Page text:
----------
Input: arr[] = 1 3 2 4 7 6 9 10
Output:  2 4 6 10 7 1 9 3

We have discussed two different approaches in below posts: 

  1. Segregate Even and Odd numbers
  2. Segregate even and odd numbers | Set 2

Brute-Force Solution

As we need to maintain the order of elements then this can be done in the following steps :

  1. Create a temporary array A of size n and an integer ind which will keep the index of elements inserted .
  2. Initialize ind with zero and iterate over the original array and if even number is found then put that number at A[ind] and then increment the value of ind .
  3. Again iterate over array and if an odd number is found then put it in A[ind] and then increment the value of ind.
  4. Iterate over the temporary array A and copy its values in the original array.

C++




// C++ Implementation of the above approach
#include <iostream>
using namespace std;
void arrayEvenAndOdd(int arr[], int n)
{
    int a[n], ind = 0;
    for (int i = 0; i < n; i++)
    {
        if (arr[i] % 2 == 0)
        {
            a[ind] = arr[i];
            ind++;
        }
    }
    for (int i = 0; i < n; i++)
    {
        if (arr[i] % 2 != 0)
        {
            a[ind] = arr[i];
            ind++;
        }
    }
    for (int i = 0; i < n; i++)
----------
Stated goal: Update the text on segregating even and odd numbers by writing out everything from "Brute-Force Solution" down to "value of ind." with "Brute-Force Solution" replaced by "Naive Solution". The records that follow have nothing to do with the text on segregating even and odd numbers.

Material shown:
----------
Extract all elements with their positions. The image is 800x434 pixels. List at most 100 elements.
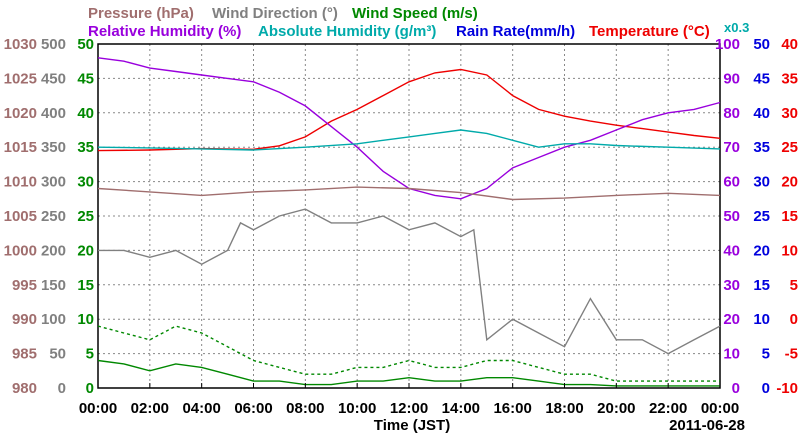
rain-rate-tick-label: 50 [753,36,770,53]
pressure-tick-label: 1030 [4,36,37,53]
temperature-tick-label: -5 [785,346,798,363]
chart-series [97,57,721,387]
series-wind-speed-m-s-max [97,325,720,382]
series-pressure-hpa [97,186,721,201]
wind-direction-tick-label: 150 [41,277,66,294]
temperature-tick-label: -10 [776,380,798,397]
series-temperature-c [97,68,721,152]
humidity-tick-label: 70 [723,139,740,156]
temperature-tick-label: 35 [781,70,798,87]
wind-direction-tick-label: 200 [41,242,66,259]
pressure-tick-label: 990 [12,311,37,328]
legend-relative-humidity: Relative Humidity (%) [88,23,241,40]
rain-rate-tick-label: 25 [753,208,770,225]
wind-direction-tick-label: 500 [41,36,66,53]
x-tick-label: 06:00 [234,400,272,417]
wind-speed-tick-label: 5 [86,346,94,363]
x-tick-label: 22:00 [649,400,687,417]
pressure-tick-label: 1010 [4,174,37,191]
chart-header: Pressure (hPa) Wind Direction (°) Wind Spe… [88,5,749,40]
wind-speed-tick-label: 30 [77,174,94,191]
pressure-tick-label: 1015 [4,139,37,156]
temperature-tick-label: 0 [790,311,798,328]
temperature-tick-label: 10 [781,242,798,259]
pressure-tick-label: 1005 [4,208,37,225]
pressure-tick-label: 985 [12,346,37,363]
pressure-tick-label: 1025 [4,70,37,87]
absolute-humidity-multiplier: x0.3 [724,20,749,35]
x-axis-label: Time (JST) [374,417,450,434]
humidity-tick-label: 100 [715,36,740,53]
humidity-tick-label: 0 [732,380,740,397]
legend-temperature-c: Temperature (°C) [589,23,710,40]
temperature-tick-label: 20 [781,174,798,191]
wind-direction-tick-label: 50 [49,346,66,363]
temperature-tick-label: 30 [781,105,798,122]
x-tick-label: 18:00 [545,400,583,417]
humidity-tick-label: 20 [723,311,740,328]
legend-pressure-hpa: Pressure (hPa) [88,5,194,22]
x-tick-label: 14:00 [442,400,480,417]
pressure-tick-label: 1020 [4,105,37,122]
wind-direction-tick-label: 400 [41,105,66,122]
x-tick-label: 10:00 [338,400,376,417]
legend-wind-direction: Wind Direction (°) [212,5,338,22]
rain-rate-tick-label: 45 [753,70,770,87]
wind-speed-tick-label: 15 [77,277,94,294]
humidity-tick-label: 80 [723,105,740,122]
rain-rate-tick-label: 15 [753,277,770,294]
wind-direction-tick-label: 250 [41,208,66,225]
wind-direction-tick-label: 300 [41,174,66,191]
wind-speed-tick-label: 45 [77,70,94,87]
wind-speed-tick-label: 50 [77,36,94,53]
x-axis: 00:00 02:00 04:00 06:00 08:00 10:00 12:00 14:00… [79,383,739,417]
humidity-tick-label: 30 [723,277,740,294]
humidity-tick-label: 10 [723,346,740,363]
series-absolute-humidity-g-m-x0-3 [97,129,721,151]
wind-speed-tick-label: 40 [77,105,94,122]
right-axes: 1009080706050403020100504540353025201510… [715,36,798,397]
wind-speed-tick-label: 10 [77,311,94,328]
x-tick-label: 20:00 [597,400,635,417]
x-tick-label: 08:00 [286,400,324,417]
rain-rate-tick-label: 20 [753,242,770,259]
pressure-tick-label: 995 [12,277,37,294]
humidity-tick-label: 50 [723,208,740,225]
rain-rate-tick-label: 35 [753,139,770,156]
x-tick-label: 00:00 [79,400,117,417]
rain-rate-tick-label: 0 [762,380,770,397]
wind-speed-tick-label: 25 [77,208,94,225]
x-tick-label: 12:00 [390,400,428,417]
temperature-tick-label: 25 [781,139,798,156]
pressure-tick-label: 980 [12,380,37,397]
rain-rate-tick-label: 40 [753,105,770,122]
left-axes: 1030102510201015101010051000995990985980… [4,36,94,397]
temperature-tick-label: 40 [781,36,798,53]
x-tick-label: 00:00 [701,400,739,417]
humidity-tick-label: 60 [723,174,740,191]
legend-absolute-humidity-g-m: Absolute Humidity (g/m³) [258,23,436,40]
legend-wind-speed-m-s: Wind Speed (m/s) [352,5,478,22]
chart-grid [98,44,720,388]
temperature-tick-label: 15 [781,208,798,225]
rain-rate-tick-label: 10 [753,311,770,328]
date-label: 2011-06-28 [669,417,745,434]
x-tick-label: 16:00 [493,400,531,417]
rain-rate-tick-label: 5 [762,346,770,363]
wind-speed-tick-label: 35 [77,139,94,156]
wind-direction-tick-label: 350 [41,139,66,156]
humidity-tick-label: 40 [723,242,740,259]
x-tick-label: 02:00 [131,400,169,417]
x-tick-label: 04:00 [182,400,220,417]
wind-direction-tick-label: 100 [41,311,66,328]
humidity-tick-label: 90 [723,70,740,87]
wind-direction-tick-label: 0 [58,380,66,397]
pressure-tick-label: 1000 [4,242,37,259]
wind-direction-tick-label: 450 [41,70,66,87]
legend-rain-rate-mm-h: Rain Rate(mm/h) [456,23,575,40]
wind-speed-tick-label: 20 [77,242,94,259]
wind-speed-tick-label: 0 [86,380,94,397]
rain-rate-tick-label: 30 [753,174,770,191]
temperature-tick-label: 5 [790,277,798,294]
----------
Worked answer:
Naive Solution

As we need to maintain the order of elements then this can be done in the following steps :

  1. Create a temporary array A of size n and an integer ind which will keep the index of elements inserted .
  2. Initialize ind with zero and iterate over the original array and if even number is found then put that number at A[ind] and then increment the value of ind .
  3. Again iterate over array and if an odd number is found then put it in A[ind] and then increment the value of ind.